To do:
Return the entries below verbatim. Pictures stay out.

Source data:
☆ ☆ ☆ ☆

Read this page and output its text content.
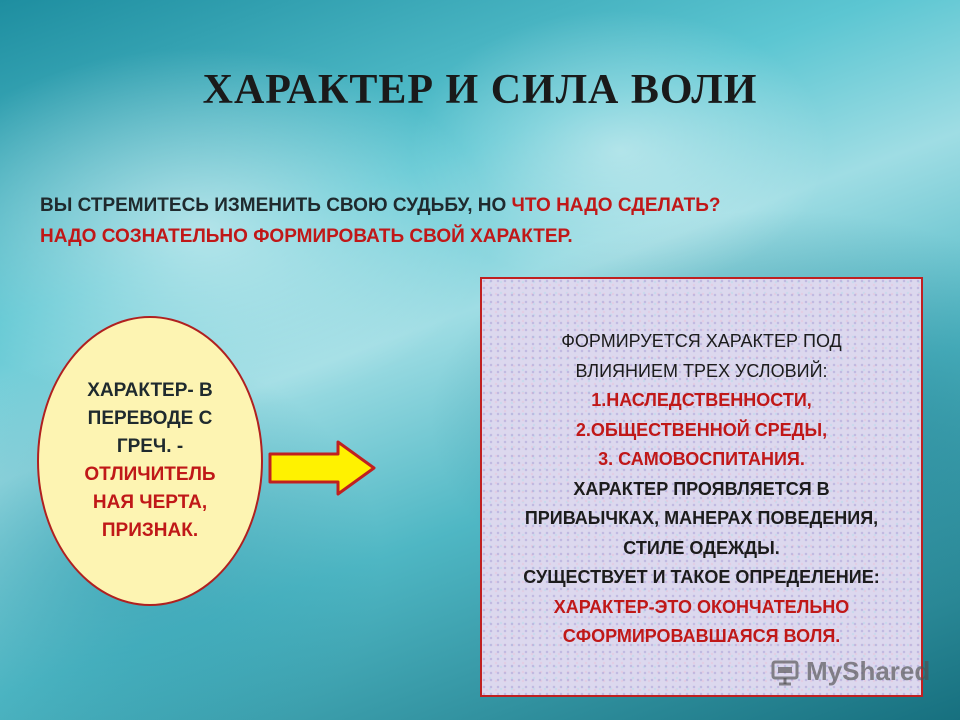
ХАРАКТЕР И СИЛА ВОЛИ
ВЫ СТРЕМИТЕСЬ ИЗМЕНИТЬ СВОЮ СУДЬБУ, НО ЧТО НАДО СДЕЛАТЬ?
НАДО СОЗНАТЕЛЬНО ФОРМИРОВАТЬ СВОЙ ХАРАКТЕР.
ХАРАКТЕР- В
ПЕРЕВОДЕ С
ГРЕЧ. -
ОТЛИЧИТЕЛЬ
НАЯ ЧЕРТА,
ПРИЗНАК.
ФОРМИРУЕТСЯ ХАРАКТЕР ПОД
ВЛИЯНИЕМ ТРЕХ УСЛОВИЙ:
1.НАСЛЕДСТВЕННОСТИ,
2.ОБЩЕСТВЕННОЙ СРЕДЫ,
3. САМОВОСПИТАНИЯ.
ХАРАКТЕР ПРОЯВЛЯЕТСЯ В
ПРИВАЫЧКАХ, МАНЕРАХ ПОВЕДЕНИЯ,
СТИЛЕ ОДЕЖДЫ.
СУЩЕСТВУЕТ И ТАКОЕ ОПРЕДЕЛЕНИЕ:
ХАРАКТЕР-ЭТО ОКОНЧАТЕЛЬНО
СФОРМИРОВАВШАЯСЯ ВОЛЯ.
MyShared
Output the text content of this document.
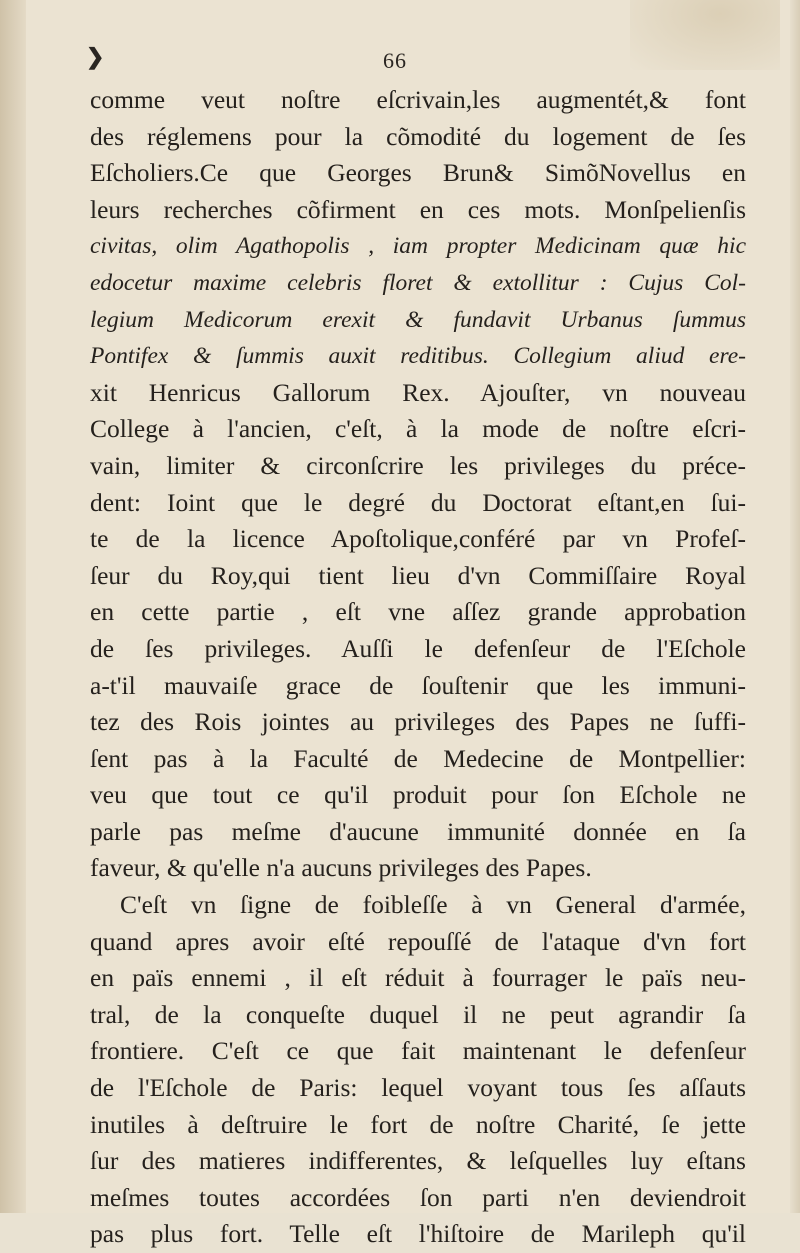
❯	66
comme veut noſtre eſcrivain,les augmentét,& font
des réglemens pour la cõmodité du logement de ſes
Eſcholiers.Ce que Georges Brun& SimõNovellus en
leurs recherches cõfirment en ces mots. Monſpelienſis
civitas, olim Agathopolis , iam propter Medicinam quæ hic
edocetur maxime celebris floret & extollitur : Cujus Col-
legium Medicorum erexit & fundavit Urbanus ſummus
Pontifex & ſummis auxit reditibus. Collegium aliud ere-
xit Henricus Gallorum Rex. Ajouſter, vn nouveau
College à l'ancien, c'eſt, à la mode de noſtre eſcri-
vain, limiter & circonſcrire les privileges du préce-
dent: Ioint que le degré du Doctorat eſtant,en ſui-
te de la licence Apoſtolique,conféré par vn Profeſ-
ſeur du Roy,qui tient lieu d'vn Commiſſaire Royal
en cette partie , eſt vne aſſez grande approbation
de ſes privileges. Auſſi le defenſeur de l'Eſchole
a-t'il mauvaiſe grace de ſouſtenir que les immuni-
tez des Rois jointes au privileges des Papes ne ſuffi-
ſent pas à la Faculté de Medecine de Montpellier:
veu que tout ce qu'il produit pour ſon Eſchole ne
parle pas meſme d'aucune immunité donnée en ſa
faveur, & qu'elle n'a aucuns privileges des Papes.
C'eſt vn ſigne de foibleſſe à vn General d'armée,
quand apres avoir eſté repouſſé de l'ataque d'vn fort
en païs ennemi , il eſt réduit à fourrager le païs neu-
tral, de la conqueſte duquel il ne peut agrandir ſa
frontiere. C'eſt ce que fait maintenant le defenſeur
de l'Eſchole de Paris: lequel voyant tous ſes aſſauts
inutiles à deſtruire le fort de noſtre Charité, ſe jette
ſur des matieres indifferentes, & leſquelles luy eſtans
meſmes toutes accordées ſon parti n'en deviendroit
pas plus fort. Telle eſt l'hiſtoire de Marileph qu'il
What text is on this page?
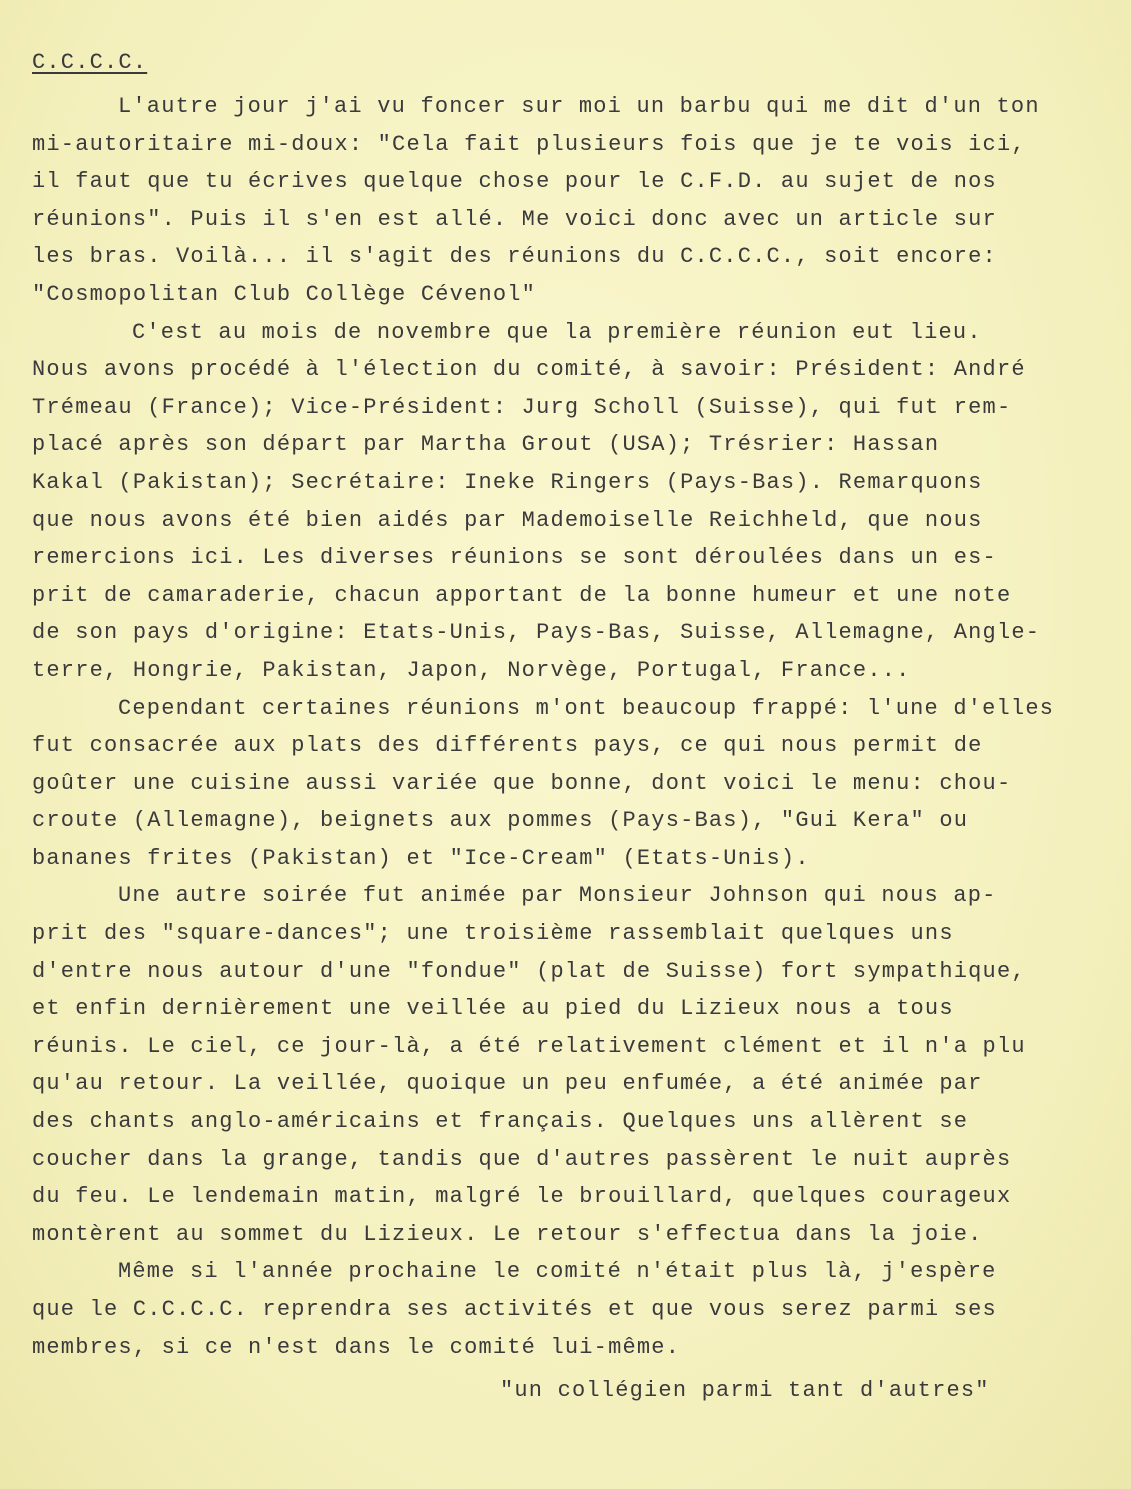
C.C.C.C.
L'autre jour j'ai vu foncer sur moi un barbu qui me dit d'un ton
mi-autoritaire mi-doux: "Cela fait plusieurs fois que je te vois ici,
il faut que tu écrives quelque chose pour le C.F.D. au sujet de nos
réunions". Puis il s'en est allé. Me voici donc avec un article sur
les bras. Voilà... il s'agit des réunions du C.C.C.C., soit encore:
"Cosmopolitan Club Collège Cévenol"
C'est au mois de novembre que la première réunion eut lieu.
Nous avons procédé à l'élection du comité, à savoir: Président: André
Trémeau (France); Vice-Président: Jurg Scholl (Suisse), qui fut rem-
placé après son départ par Martha Grout (USA); Trésrier: Hassan
Kakal (Pakistan); Secrétaire: Ineke Ringers (Pays-Bas). Remarquons
que nous avons été bien aidés par Mademoiselle Reichheld, que nous
remercions ici. Les diverses réunions se sont déroulées dans un es-
prit de camaraderie, chacun apportant de la bonne humeur et une note
de son pays d'origine: Etats-Unis, Pays-Bas, Suisse, Allemagne, Angle-
terre, Hongrie, Pakistan, Japon, Norvège, Portugal, France...
Cependant certaines réunions m'ont beaucoup frappé: l'une d'elles
fut consacrée aux plats des différents pays, ce qui nous permit de
goûter une cuisine aussi variée que bonne, dont voici le menu: chou-
croute (Allemagne), beignets aux pommes (Pays-Bas), "Gui Kera" ou
bananes frites (Pakistan) et "Ice-Cream" (Etats-Unis).
Une autre soirée fut animée par Monsieur Johnson qui nous ap-
prit des "square-dances"; une troisième rassemblait quelques uns
d'entre nous autour d'une "fondue" (plat de Suisse) fort sympathique,
et enfin dernièrement une veillée au pied du Lizieux nous a tous
réunis. Le ciel, ce jour-là, a été relativement clément et il n'a plu
qu'au retour. La veillée, quoique un peu enfumée, a été animée par
des chants anglo-américains et français. Quelques uns allèrent se
coucher dans la grange, tandis que d'autres passèrent le nuit auprès
du feu. Le lendemain matin, malgré le brouillard, quelques courageux
montèrent au sommet du Lizieux. Le retour s'effectua dans la joie.
Même si l'année prochaine le comité n'était plus là, j'espère
que le C.C.C.C. reprendra ses activités et que vous serez parmi ses
membres, si ce n'est dans le comité lui-même.
"un collégien parmi tant d'autres"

☆ ☆ ☆ ☆

Complete answer:
Read this page and output its text content.
ХАРАКТЕР И СИЛА ВОЛИ
ВЫ СТРЕМИТЕСЬ ИЗМЕНИТЬ СВОЮ СУДЬБУ, НО ЧТО НАДО СДЕЛАТЬ?
НАДО СОЗНАТЕЛЬНО ФОРМИРОВАТЬ СВОЙ ХАРАКТЕР.
ХАРАКТЕР- В
ПЕРЕВОДЕ С
ГРЕЧ. -
ОТЛИЧИТЕЛЬ
НАЯ ЧЕРТА,
ПРИЗНАК.
ФОРМИРУЕТСЯ ХАРАКТЕР ПОД
ВЛИЯНИЕМ ТРЕХ УСЛОВИЙ:
1.НАСЛЕДСТВЕННОСТИ,
2.ОБЩЕСТВЕННОЙ СРЕДЫ,
3. САМОВОСПИТАНИЯ.
ХАРАКТЕР ПРОЯВЛЯЕТСЯ В
ПРИВАЫЧКАХ, МАНЕРАХ ПОВЕДЕНИЯ,
СТИЛЕ ОДЕЖДЫ.
СУЩЕСТВУЕТ И ТАКОЕ ОПРЕДЕЛЕНИЕ:
ХАРАКТЕР-ЭТО ОКОНЧАТЕЛЬНО
СФОРМИРОВАВШАЯСЯ ВОЛЯ.
MyShared
Output the text content of this document.
❯	66
comme veut noſtre eſcrivain,les augmentét,& font
des réglemens pour la cõmodité du logement de ſes
Eſcholiers.Ce que Georges Brun& SimõNovellus en
leurs recherches cõfirment en ces mots. Monſpelienſis
civitas, olim Agathopolis , iam propter Medicinam quæ hic
edocetur maxime celebris floret & extollitur : Cujus Col-
legium Medicorum erexit & fundavit Urbanus ſummus
Pontifex & ſummis auxit reditibus. Collegium aliud ere-
xit Henricus Gallorum Rex. Ajouſter, vn nouveau
College à l'ancien, c'eſt, à la mode de noſtre eſcri-
vain, limiter & circonſcrire les privileges du préce-
dent: Ioint que le degré du Doctorat eſtant,en ſui-
te de la licence Apoſtolique,conféré par vn Profeſ-
ſeur du Roy,qui tient lieu d'vn Commiſſaire Royal
en cette partie , eſt vne aſſez grande approbation
de ſes privileges. Auſſi le defenſeur de l'Eſchole
a-t'il mauvaiſe grace de ſouſtenir que les immuni-
tez des Rois jointes au privileges des Papes ne ſuffi-
ſent pas à la Faculté de Medecine de Montpellier:
veu que tout ce qu'il produit pour ſon Eſchole ne
parle pas meſme d'aucune immunité donnée en ſa
faveur, & qu'elle n'a aucuns privileges des Papes.
C'eſt vn ſigne de foibleſſe à vn General d'armée,
quand apres avoir eſté repouſſé de l'ataque d'vn fort
en païs ennemi , il eſt réduit à fourrager le païs neu-
tral, de la conqueſte duquel il ne peut agrandir ſa
frontiere. C'eſt ce que fait maintenant le defenſeur
de l'Eſchole de Paris: lequel voyant tous ſes aſſauts
inutiles à deſtruire le fort de noſtre Charité, ſe jette
ſur des matieres indifferentes, & leſquelles luy eſtans
meſmes toutes accordées ſon parti n'en deviendroit
pas plus fort. Telle eſt l'hiſtoire de Marileph qu'il
What text is on this page?
C.C.C.C.
L'autre jour j'ai vu foncer sur moi un barbu qui me dit d'un ton
mi-autoritaire mi-doux: "Cela fait plusieurs fois que je te vois ici,
il faut que tu écrives quelque chose pour le C.F.D. au sujet de nos
réunions". Puis il s'en est allé. Me voici donc avec un article sur
les bras. Voilà... il s'agit des réunions du C.C.C.C., soit encore:
"Cosmopolitan Club Collège Cévenol"
C'est au mois de novembre que la première réunion eut lieu.
Nous avons procédé à l'élection du comité, à savoir: Président: André
Trémeau (France); Vice-Président: Jurg Scholl (Suisse), qui fut rem-
placé après son départ par Martha Grout (USA); Trésrier: Hassan
Kakal (Pakistan); Secrétaire: Ineke Ringers (Pays-Bas). Remarquons
que nous avons été bien aidés par Mademoiselle Reichheld, que nous
remercions ici. Les diverses réunions se sont déroulées dans un es-
prit de camaraderie, chacun apportant de la bonne humeur et une note
de son pays d'origine: Etats-Unis, Pays-Bas, Suisse, Allemagne, Angle-
terre, Hongrie, Pakistan, Japon, Norvège, Portugal, France...
Cependant certaines réunions m'ont beaucoup frappé: l'une d'elles
fut consacrée aux plats des différents pays, ce qui nous permit de
goûter une cuisine aussi variée que bonne, dont voici le menu: chou-
croute (Allemagne), beignets aux pommes (Pays-Bas), "Gui Kera" ou
bananes frites (Pakistan) et "Ice-Cream" (Etats-Unis).
Une autre soirée fut animée par Monsieur Johnson qui nous ap-
prit des "square-dances"; une troisième rassemblait quelques uns
d'entre nous autour d'une "fondue" (plat de Suisse) fort sympathique,
et enfin dernièrement une veillée au pied du Lizieux nous a tous
réunis. Le ciel, ce jour-là, a été relativement clément et il n'a plu
qu'au retour. La veillée, quoique un peu enfumée, a été animée par
des chants anglo-américains et français. Quelques uns allèrent se
coucher dans la grange, tandis que d'autres passèrent le nuit auprès
du feu. Le lendemain matin, malgré le brouillard, quelques courageux
montèrent au sommet du Lizieux. Le retour s'effectua dans la joie.
Même si l'année prochaine le comité n'était plus là, j'espère
que le C.C.C.C. reprendra ses activités et que vous serez parmi ses
membres, si ce n'est dans le comité lui-même.
"un collégien parmi tant d'autres"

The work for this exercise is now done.